(Data entries)
* * * * *
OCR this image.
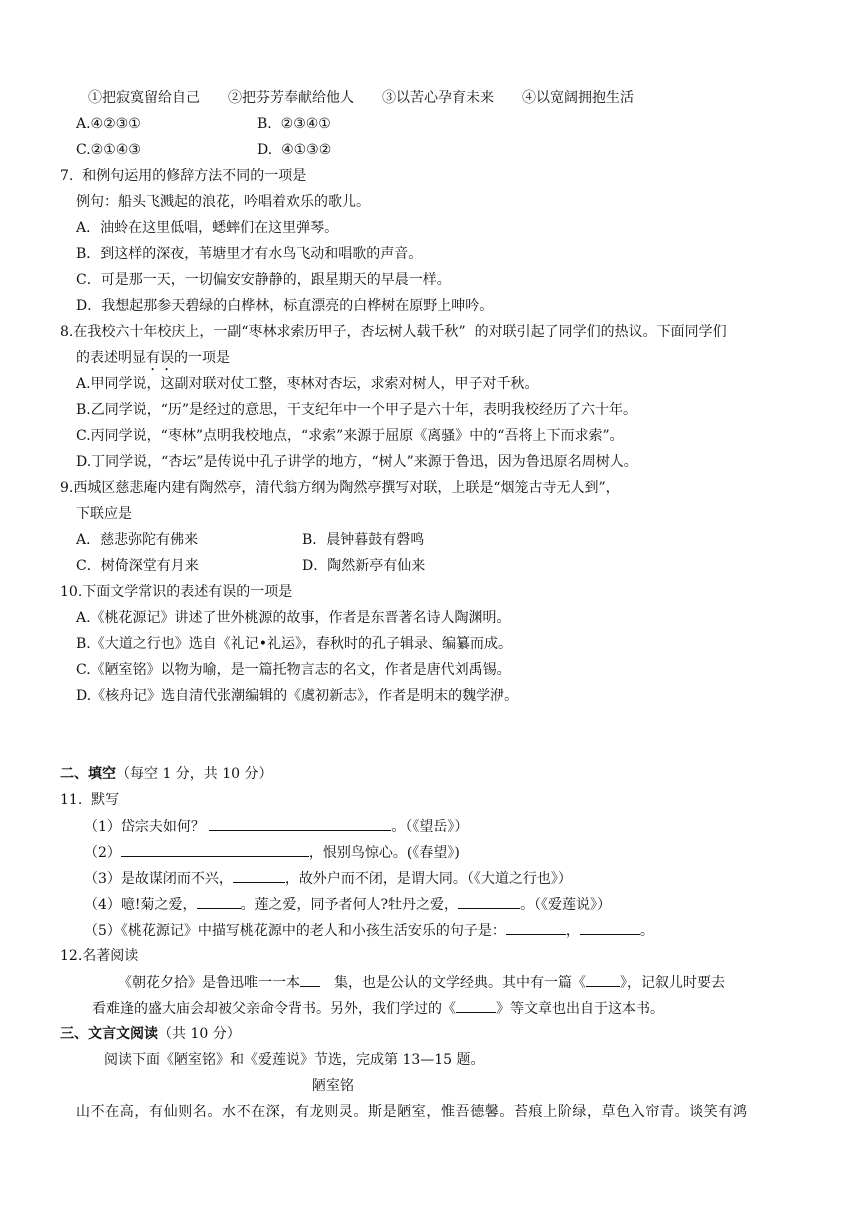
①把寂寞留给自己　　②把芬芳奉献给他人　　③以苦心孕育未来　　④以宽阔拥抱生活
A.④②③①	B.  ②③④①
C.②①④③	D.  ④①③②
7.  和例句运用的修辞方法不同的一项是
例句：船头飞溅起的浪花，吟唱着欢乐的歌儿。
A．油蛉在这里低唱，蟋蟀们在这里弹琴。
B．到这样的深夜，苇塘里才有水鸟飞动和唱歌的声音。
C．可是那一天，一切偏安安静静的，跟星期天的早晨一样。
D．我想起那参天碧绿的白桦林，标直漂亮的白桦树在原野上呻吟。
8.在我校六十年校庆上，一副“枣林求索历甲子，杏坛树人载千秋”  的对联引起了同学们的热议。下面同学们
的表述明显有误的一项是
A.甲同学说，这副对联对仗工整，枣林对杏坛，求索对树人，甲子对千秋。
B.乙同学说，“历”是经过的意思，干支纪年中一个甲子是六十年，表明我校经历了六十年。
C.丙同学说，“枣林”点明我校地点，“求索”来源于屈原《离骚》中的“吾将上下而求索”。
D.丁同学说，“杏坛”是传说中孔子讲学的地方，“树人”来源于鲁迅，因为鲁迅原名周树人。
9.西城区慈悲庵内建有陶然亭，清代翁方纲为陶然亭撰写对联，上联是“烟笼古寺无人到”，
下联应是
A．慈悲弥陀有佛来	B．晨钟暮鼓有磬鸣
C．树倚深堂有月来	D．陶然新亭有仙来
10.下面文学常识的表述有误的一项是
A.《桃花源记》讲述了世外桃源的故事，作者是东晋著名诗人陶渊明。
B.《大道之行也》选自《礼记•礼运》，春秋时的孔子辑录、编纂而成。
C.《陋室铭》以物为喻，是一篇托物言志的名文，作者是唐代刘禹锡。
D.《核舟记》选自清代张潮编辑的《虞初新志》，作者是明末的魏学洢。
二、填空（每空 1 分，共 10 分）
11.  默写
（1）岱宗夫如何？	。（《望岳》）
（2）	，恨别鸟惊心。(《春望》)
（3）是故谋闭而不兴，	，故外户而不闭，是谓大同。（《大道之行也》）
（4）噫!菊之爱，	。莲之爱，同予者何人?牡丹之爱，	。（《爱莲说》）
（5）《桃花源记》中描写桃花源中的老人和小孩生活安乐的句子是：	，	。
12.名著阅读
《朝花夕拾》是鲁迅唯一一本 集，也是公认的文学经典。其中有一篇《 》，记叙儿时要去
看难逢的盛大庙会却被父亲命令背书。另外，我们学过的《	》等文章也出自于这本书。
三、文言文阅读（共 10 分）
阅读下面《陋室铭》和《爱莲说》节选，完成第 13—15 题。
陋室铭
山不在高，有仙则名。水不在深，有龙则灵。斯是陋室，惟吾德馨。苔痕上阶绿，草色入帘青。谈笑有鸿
* * * * *
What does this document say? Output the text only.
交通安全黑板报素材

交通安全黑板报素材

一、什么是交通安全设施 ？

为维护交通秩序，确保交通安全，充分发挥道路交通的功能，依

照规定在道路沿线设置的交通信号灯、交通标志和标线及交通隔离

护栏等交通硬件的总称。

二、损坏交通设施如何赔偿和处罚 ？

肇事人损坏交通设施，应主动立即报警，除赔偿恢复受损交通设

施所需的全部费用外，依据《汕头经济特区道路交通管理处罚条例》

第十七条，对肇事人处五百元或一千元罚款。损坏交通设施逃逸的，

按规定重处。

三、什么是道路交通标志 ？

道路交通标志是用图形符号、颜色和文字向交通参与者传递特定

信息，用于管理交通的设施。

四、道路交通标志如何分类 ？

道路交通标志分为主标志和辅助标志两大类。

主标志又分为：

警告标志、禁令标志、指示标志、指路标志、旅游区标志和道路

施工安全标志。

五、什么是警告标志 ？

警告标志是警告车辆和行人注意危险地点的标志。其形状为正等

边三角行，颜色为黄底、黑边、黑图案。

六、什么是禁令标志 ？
* * * * *
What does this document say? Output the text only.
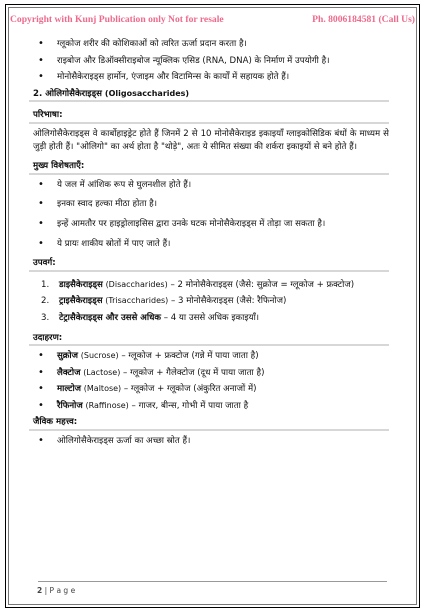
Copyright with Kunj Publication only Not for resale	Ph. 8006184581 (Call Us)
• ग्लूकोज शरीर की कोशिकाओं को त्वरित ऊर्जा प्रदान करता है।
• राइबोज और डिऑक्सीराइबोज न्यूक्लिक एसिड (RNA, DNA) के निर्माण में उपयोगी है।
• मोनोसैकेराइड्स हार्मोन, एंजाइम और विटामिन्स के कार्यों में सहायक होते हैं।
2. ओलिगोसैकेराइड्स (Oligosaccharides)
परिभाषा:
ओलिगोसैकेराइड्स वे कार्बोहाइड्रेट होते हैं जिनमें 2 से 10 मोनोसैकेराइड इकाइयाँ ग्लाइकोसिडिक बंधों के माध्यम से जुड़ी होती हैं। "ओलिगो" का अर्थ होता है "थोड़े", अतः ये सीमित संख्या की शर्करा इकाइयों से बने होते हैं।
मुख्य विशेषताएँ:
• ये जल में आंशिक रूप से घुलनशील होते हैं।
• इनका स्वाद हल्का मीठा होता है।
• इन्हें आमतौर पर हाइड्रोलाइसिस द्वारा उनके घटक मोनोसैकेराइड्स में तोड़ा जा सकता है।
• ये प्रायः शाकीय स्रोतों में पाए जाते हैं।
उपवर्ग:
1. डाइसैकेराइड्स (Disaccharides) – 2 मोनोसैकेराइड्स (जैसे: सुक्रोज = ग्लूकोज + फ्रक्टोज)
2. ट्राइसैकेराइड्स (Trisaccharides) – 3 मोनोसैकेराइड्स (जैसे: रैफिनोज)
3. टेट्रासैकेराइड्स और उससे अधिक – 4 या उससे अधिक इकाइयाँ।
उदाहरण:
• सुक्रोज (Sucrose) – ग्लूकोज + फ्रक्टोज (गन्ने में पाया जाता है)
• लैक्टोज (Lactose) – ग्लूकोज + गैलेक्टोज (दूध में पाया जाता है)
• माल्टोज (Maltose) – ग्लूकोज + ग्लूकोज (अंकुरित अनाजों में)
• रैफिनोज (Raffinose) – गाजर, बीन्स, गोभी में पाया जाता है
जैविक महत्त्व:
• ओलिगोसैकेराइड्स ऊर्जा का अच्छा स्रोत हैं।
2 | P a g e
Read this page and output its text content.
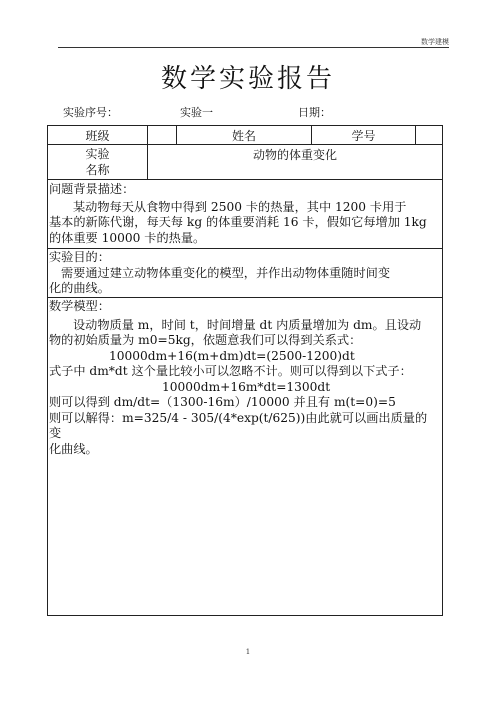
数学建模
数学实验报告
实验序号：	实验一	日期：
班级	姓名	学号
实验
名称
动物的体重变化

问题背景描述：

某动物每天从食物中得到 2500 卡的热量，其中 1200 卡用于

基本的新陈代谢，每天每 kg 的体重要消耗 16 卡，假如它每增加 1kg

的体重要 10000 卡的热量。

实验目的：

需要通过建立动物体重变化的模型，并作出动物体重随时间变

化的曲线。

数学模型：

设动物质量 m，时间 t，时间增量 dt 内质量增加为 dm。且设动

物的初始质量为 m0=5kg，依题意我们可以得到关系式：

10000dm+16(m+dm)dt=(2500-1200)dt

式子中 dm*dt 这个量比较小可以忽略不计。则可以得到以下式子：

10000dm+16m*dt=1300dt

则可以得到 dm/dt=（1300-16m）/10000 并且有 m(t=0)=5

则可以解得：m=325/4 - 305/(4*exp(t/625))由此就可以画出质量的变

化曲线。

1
* * * * *
EXERCISE REQUIREMENTS:
Count up every line above that has the word "桃花源记" in it; answer with the number alone.

PROBLEM SOLUTION:
2